▶ **TASK DIRECTIONS**
Carry none of the pictures over; set down the material below exactly.

▶ **EXERCISE MATERIAL**

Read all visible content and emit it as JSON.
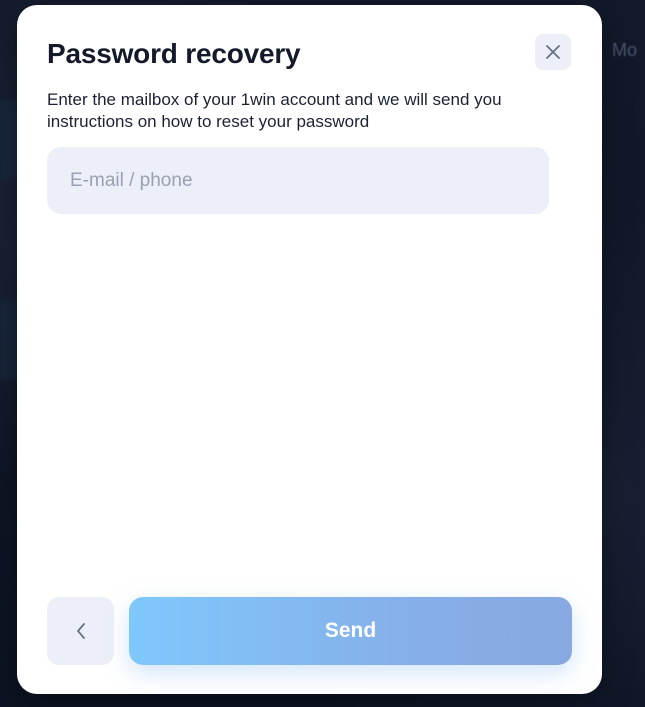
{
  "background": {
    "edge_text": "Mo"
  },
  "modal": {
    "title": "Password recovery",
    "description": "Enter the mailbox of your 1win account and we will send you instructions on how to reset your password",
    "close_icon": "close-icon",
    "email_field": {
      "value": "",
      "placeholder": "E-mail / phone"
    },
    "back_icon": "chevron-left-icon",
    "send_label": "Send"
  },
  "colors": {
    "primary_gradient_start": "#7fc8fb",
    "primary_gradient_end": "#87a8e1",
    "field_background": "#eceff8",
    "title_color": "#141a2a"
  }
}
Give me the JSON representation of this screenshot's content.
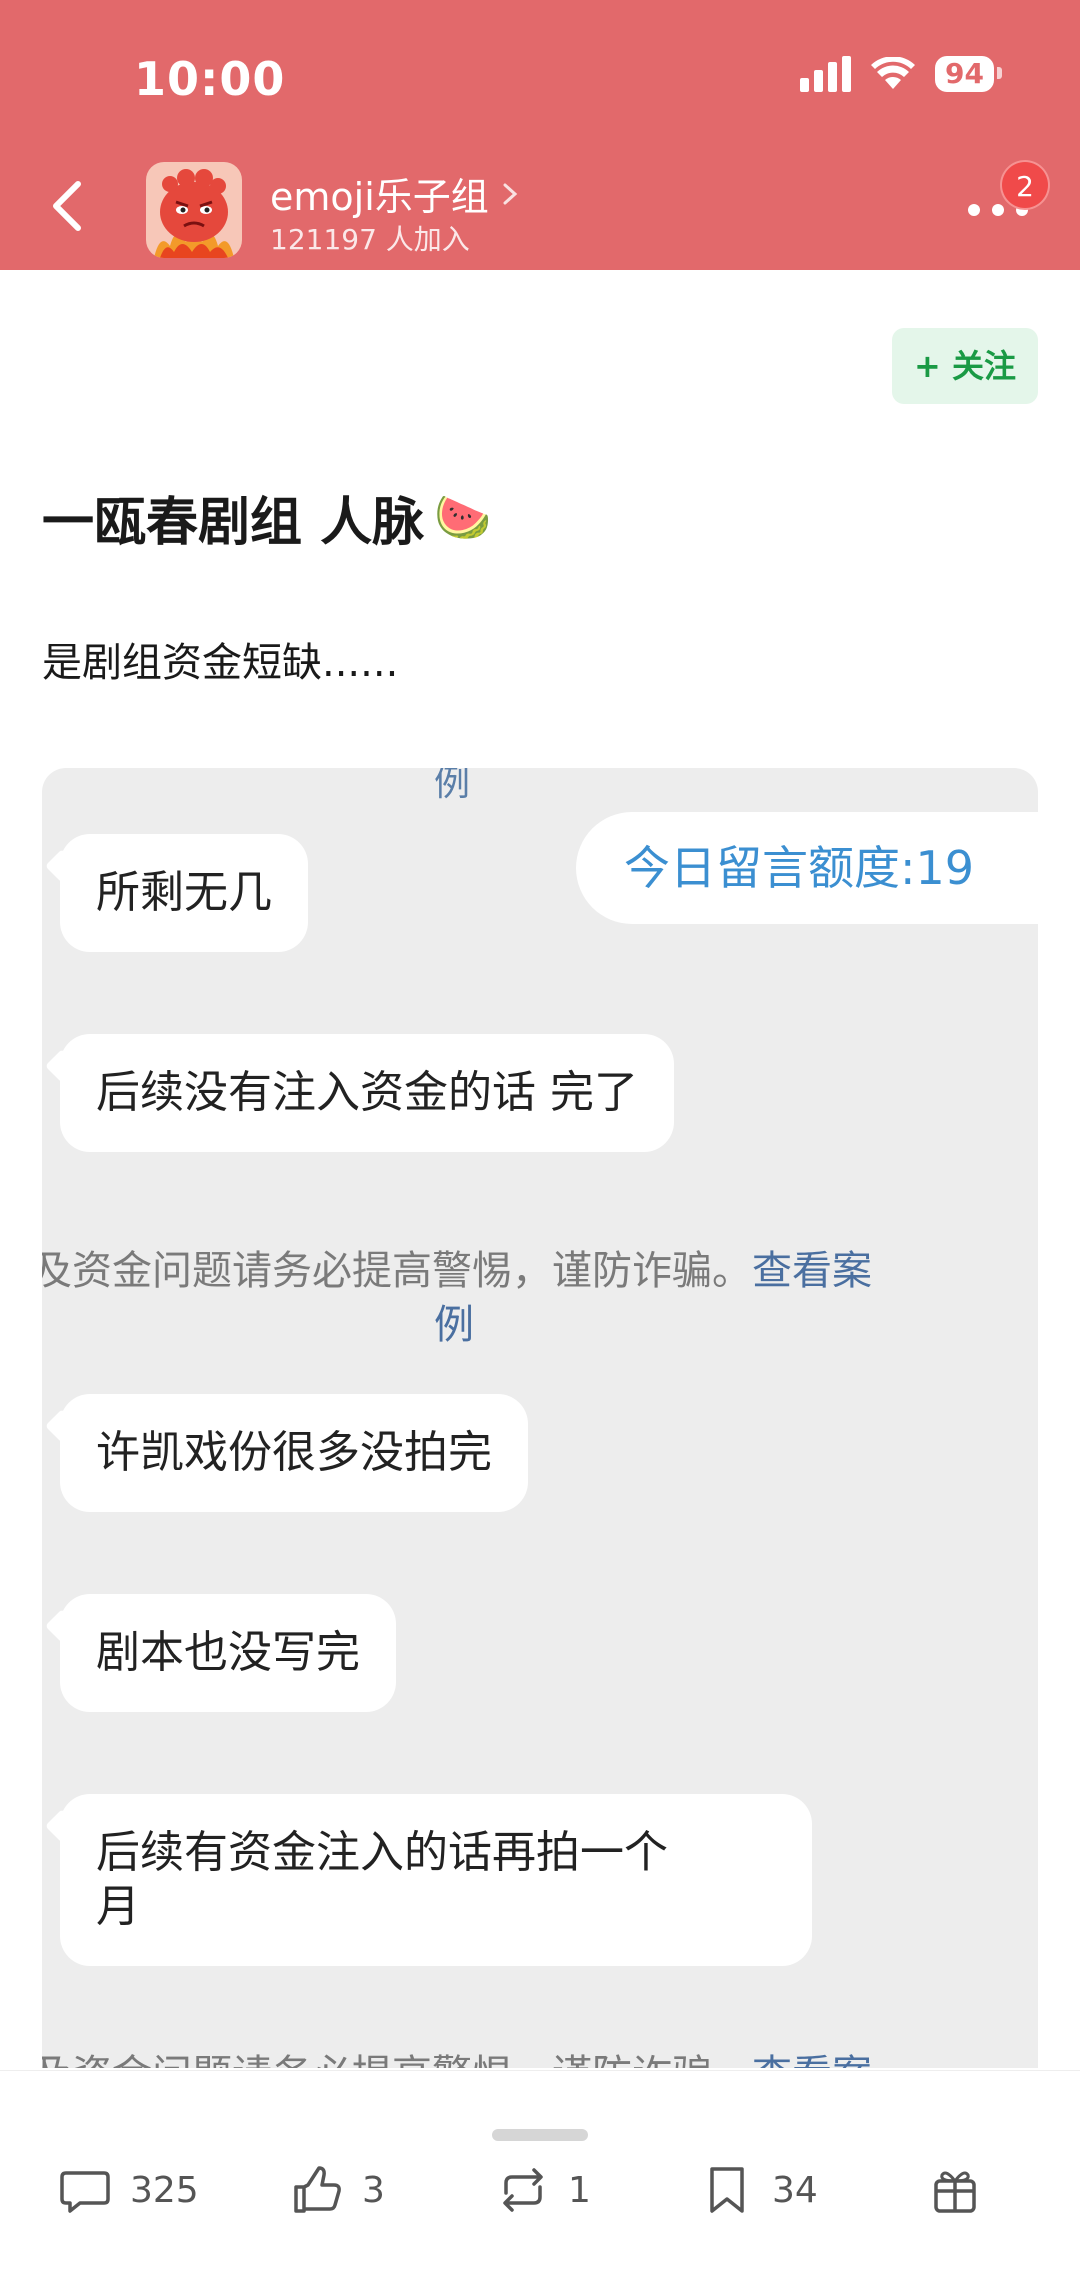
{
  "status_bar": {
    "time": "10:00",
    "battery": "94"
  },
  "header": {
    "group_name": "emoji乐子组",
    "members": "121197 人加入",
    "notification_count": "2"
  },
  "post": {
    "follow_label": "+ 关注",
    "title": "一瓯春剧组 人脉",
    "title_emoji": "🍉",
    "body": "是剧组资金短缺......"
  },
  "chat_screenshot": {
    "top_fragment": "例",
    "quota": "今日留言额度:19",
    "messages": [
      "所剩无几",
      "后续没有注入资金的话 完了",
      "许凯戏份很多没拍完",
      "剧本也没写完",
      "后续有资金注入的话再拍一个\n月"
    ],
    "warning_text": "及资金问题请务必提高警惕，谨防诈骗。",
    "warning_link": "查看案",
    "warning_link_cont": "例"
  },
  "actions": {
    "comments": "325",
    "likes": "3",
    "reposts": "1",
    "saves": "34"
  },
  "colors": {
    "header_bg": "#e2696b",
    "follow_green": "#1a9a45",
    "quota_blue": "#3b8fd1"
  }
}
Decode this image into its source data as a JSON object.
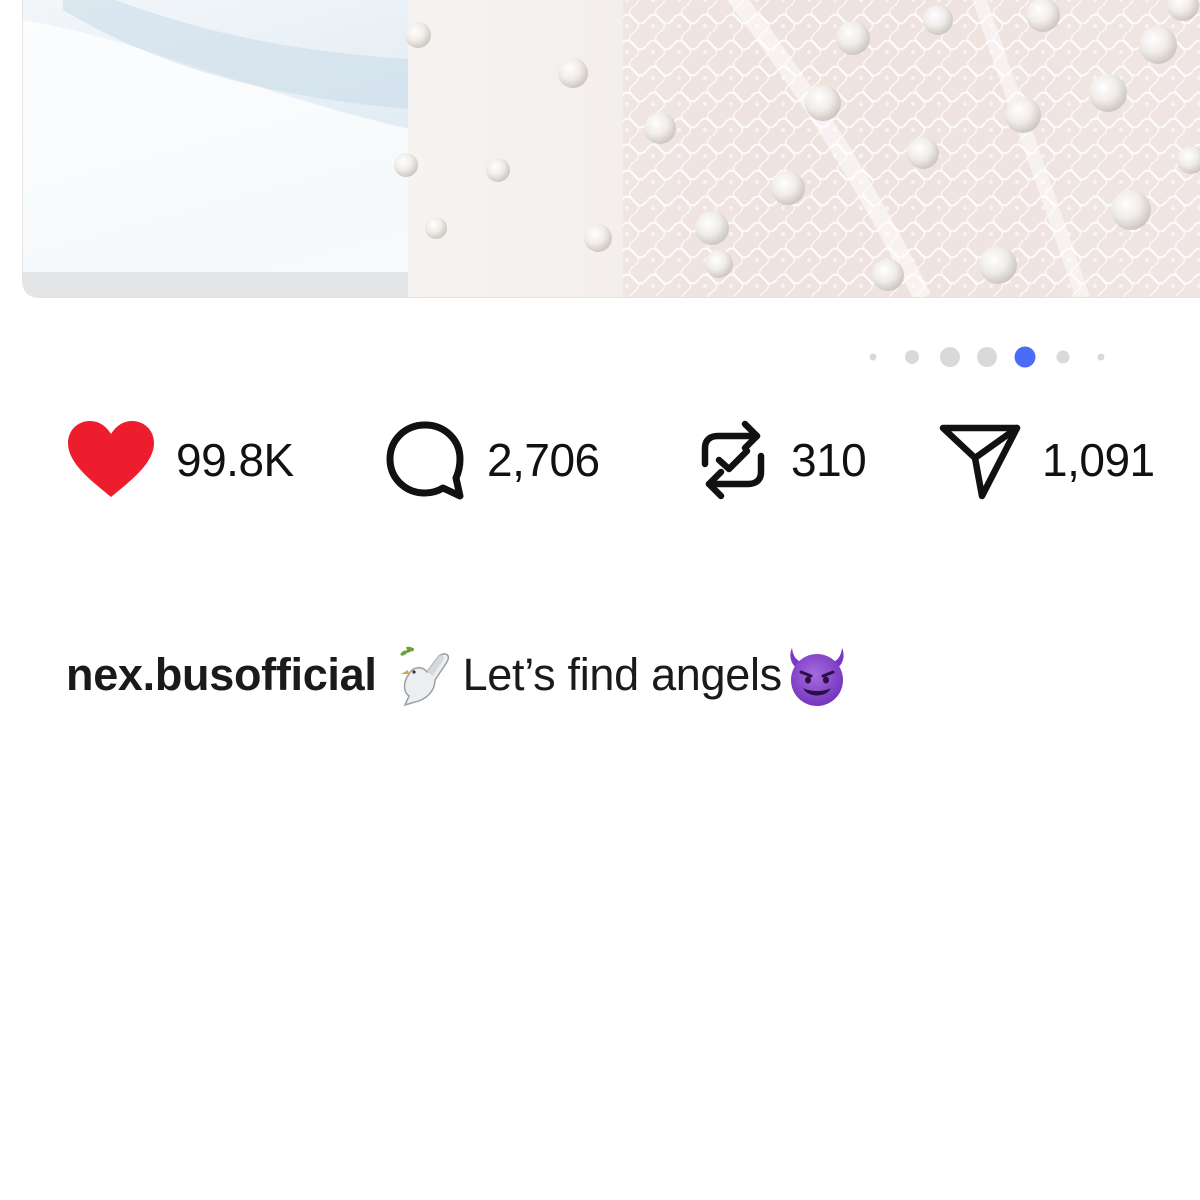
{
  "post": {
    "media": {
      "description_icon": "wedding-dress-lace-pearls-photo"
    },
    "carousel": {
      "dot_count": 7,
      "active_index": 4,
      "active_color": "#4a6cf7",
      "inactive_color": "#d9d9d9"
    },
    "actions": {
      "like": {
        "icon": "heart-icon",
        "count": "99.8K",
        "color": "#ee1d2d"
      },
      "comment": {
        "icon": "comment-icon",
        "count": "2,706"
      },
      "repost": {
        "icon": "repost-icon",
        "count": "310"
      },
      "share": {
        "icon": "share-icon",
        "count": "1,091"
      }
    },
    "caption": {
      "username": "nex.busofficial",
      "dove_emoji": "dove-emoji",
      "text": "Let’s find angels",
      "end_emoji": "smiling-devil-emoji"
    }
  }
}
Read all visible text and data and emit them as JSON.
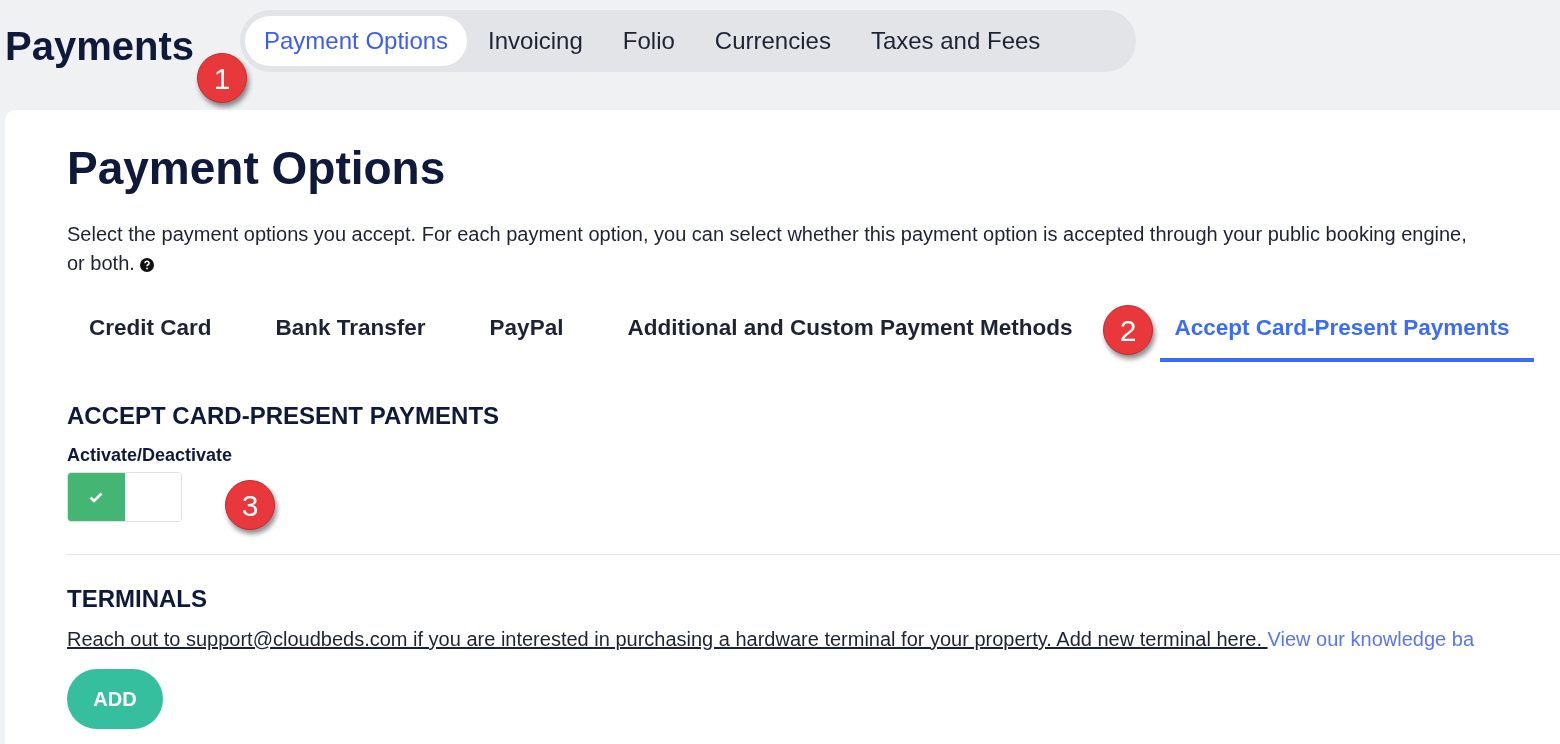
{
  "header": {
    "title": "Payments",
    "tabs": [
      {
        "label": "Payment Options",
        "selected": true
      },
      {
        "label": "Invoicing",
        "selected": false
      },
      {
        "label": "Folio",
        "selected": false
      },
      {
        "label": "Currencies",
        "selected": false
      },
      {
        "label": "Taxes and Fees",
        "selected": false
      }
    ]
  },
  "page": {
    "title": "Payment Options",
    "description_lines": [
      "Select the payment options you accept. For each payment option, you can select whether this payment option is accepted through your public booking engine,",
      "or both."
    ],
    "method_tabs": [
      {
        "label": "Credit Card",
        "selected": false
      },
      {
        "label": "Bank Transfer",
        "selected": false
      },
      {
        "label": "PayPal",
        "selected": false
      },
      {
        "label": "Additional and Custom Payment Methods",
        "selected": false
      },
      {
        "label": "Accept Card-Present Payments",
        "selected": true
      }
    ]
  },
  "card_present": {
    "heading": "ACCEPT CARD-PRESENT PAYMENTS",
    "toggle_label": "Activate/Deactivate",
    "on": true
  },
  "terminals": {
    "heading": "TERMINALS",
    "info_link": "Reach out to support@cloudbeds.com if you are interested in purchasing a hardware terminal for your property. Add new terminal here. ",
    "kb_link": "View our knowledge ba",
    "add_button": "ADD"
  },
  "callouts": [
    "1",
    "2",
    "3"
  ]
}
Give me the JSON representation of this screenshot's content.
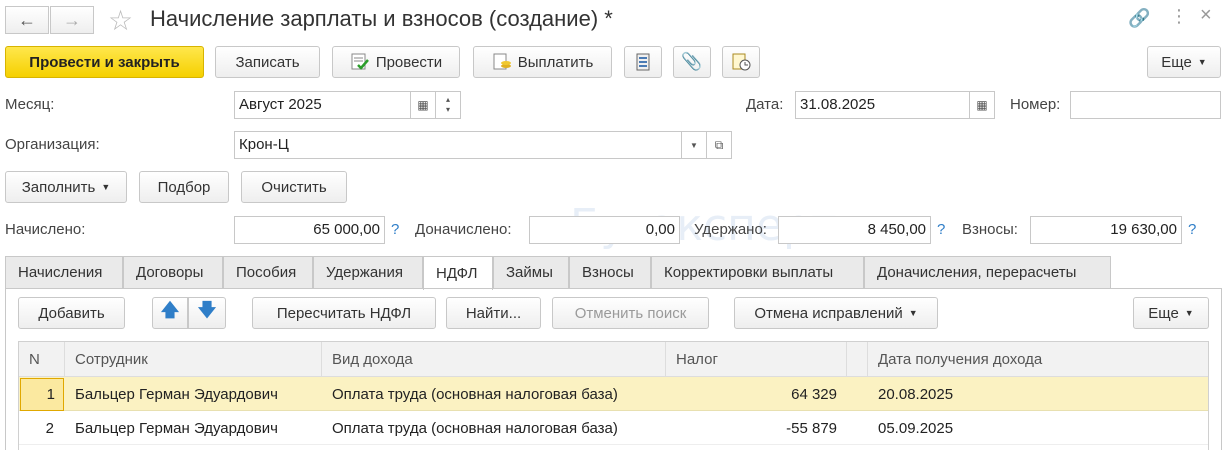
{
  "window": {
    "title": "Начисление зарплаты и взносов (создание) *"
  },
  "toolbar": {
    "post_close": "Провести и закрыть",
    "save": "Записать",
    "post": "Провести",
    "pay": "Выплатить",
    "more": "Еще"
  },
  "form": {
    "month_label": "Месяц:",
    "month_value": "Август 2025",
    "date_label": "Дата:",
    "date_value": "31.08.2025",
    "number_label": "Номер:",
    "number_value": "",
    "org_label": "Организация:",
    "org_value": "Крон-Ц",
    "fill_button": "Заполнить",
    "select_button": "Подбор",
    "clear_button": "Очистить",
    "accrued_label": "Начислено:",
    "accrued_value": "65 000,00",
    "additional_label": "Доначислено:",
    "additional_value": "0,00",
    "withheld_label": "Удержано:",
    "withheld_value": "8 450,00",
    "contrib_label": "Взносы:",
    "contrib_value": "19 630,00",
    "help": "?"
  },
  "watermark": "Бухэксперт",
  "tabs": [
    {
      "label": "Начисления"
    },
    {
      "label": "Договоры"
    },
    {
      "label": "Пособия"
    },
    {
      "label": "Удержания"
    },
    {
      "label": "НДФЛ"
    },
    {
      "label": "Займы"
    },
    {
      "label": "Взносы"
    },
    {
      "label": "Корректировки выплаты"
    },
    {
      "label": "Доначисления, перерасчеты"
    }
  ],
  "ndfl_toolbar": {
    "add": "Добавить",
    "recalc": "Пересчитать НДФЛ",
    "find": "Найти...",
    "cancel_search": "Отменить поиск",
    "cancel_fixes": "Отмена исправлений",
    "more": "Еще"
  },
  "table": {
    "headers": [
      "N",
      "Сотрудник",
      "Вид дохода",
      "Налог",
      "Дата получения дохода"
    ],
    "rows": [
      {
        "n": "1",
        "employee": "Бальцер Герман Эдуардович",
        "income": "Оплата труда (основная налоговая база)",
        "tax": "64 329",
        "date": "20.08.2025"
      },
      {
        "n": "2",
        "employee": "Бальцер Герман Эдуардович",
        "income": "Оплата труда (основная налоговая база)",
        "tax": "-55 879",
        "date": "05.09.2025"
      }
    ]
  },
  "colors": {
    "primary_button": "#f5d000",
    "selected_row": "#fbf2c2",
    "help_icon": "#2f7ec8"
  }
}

▶ **ANSWER FOR THE TASK**
Read all visible content and emit it as JSON.
{
  "background": {
    "edge_text": "Mo"
  },
  "modal": {
    "title": "Password recovery",
    "description": "Enter the mailbox of your 1win account and we will send you instructions on how to reset your password",
    "close_icon": "close-icon",
    "email_field": {
      "value": "",
      "placeholder": "E-mail / phone"
    },
    "back_icon": "chevron-left-icon",
    "send_label": "Send"
  },
  "colors": {
    "primary_gradient_start": "#7fc8fb",
    "primary_gradient_end": "#87a8e1",
    "field_background": "#eceff8",
    "title_color": "#141a2a"
  }
}
Give me the JSON representation of this screenshot's content.
{
  "status_bar": {
    "time": "10:00",
    "battery": "94"
  },
  "header": {
    "group_name": "emoji乐子组",
    "members": "121197 人加入",
    "notification_count": "2"
  },
  "post": {
    "follow_label": "+ 关注",
    "title": "一瓯春剧组 人脉",
    "title_emoji": "🍉",
    "body": "是剧组资金短缺......"
  },
  "chat_screenshot": {
    "top_fragment": "例",
    "quota": "今日留言额度:19",
    "messages": [
      "所剩无几",
      "后续没有注入资金的话 完了",
      "许凯戏份很多没拍完",
      "剧本也没写完",
      "后续有资金注入的话再拍一个\n月"
    ],
    "warning_text": "及资金问题请务必提高警惕，谨防诈骗。",
    "warning_link": "查看案",
    "warning_link_cont": "例"
  },
  "actions": {
    "comments": "325",
    "likes": "3",
    "reposts": "1",
    "saves": "34"
  },
  "colors": {
    "header_bg": "#e2696b",
    "follow_green": "#1a9a45",
    "quota_blue": "#3b8fd1"
  }
}
Decode this image into its source data as a JSON object.
{
  "post": {
    "media": {
      "description_icon": "wedding-dress-lace-pearls-photo"
    },
    "carousel": {
      "dot_count": 7,
      "active_index": 4,
      "active_color": "#4a6cf7",
      "inactive_color": "#d9d9d9"
    },
    "actions": {
      "like": {
        "icon": "heart-icon",
        "count": "99.8K",
        "color": "#ee1d2d"
      },
      "comment": {
        "icon": "comment-icon",
        "count": "2,706"
      },
      "repost": {
        "icon": "repost-icon",
        "count": "310"
      },
      "share": {
        "icon": "share-icon",
        "count": "1,091"
      }
    },
    "caption": {
      "username": "nex.busofficial",
      "dove_emoji": "dove-emoji",
      "text": "Let’s find angels",
      "end_emoji": "smiling-devil-emoji"
    }
  }
}
Read all visible text and data and emit them as JSON.
{
  "header": {
    "title": "Payments",
    "tabs": [
      {
        "label": "Payment Options",
        "selected": true
      },
      {
        "label": "Invoicing",
        "selected": false
      },
      {
        "label": "Folio",
        "selected": false
      },
      {
        "label": "Currencies",
        "selected": false
      },
      {
        "label": "Taxes and Fees",
        "selected": false
      }
    ]
  },
  "page": {
    "title": "Payment Options",
    "description_lines": [
      "Select the payment options you accept. For each payment option, you can select whether this payment option is accepted through your public booking engine,",
      "or both."
    ],
    "method_tabs": [
      {
        "label": "Credit Card",
        "selected": false
      },
      {
        "label": "Bank Transfer",
        "selected": false
      },
      {
        "label": "PayPal",
        "selected": false
      },
      {
        "label": "Additional and Custom Payment Methods",
        "selected": false
      },
      {
        "label": "Accept Card-Present Payments",
        "selected": true
      }
    ]
  },
  "card_present": {
    "heading": "ACCEPT CARD-PRESENT PAYMENTS",
    "toggle_label": "Activate/Deactivate",
    "on": true
  },
  "terminals": {
    "heading": "TERMINALS",
    "info_link": "Reach out to support@cloudbeds.com if you are interested in purchasing a hardware terminal for your property. Add new terminal here. ",
    "kb_link": "View our knowledge ba",
    "add_button": "ADD"
  },
  "callouts": [
    "1",
    "2",
    "3"
  ]
}
Give me the JSON representation of this screenshot's content.
{
  "window": {
    "title": "Начисление зарплаты и взносов (создание) *"
  },
  "toolbar": {
    "post_close": "Провести и закрыть",
    "save": "Записать",
    "post": "Провести",
    "pay": "Выплатить",
    "more": "Еще"
  },
  "form": {
    "month_label": "Месяц:",
    "month_value": "Август 2025",
    "date_label": "Дата:",
    "date_value": "31.08.2025",
    "number_label": "Номер:",
    "number_value": "",
    "org_label": "Организация:",
    "org_value": "Крон-Ц",
    "fill_button": "Заполнить",
    "select_button": "Подбор",
    "clear_button": "Очистить",
    "accrued_label": "Начислено:",
    "accrued_value": "65 000,00",
    "additional_label": "Доначислено:",
    "additional_value": "0,00",
    "withheld_label": "Удержано:",
    "withheld_value": "8 450,00",
    "contrib_label": "Взносы:",
    "contrib_value": "19 630,00",
    "help": "?"
  },
  "watermark": "Бухэксперт",
  "tabs": [
    {
      "label": "Начисления"
    },
    {
      "label": "Договоры"
    },
    {
      "label": "Пособия"
    },
    {
      "label": "Удержания"
    },
    {
      "label": "НДФЛ"
    },
    {
      "label": "Займы"
    },
    {
      "label": "Взносы"
    },
    {
      "label": "Корректировки выплаты"
    },
    {
      "label": "Доначисления, перерасчеты"
    }
  ],
  "ndfl_toolbar": {
    "add": "Добавить",
    "recalc": "Пересчитать НДФЛ",
    "find": "Найти...",
    "cancel_search": "Отменить поиск",
    "cancel_fixes": "Отмена исправлений",
    "more": "Еще"
  },
  "table": {
    "headers": [
      "N",
      "Сотрудник",
      "Вид дохода",
      "Налог",
      "Дата получения дохода"
    ],
    "rows": [
      {
        "n": "1",
        "employee": "Бальцер Герман Эдуардович",
        "income": "Оплата труда (основная налоговая база)",
        "tax": "64 329",
        "date": "20.08.2025"
      },
      {
        "n": "2",
        "employee": "Бальцер Герман Эдуардович",
        "income": "Оплата труда (основная налоговая база)",
        "tax": "-55 879",
        "date": "05.09.2025"
      }
    ]
  },
  "colors": {
    "primary_button": "#f5d000",
    "selected_row": "#fbf2c2",
    "help_icon": "#2f7ec8"
  }
}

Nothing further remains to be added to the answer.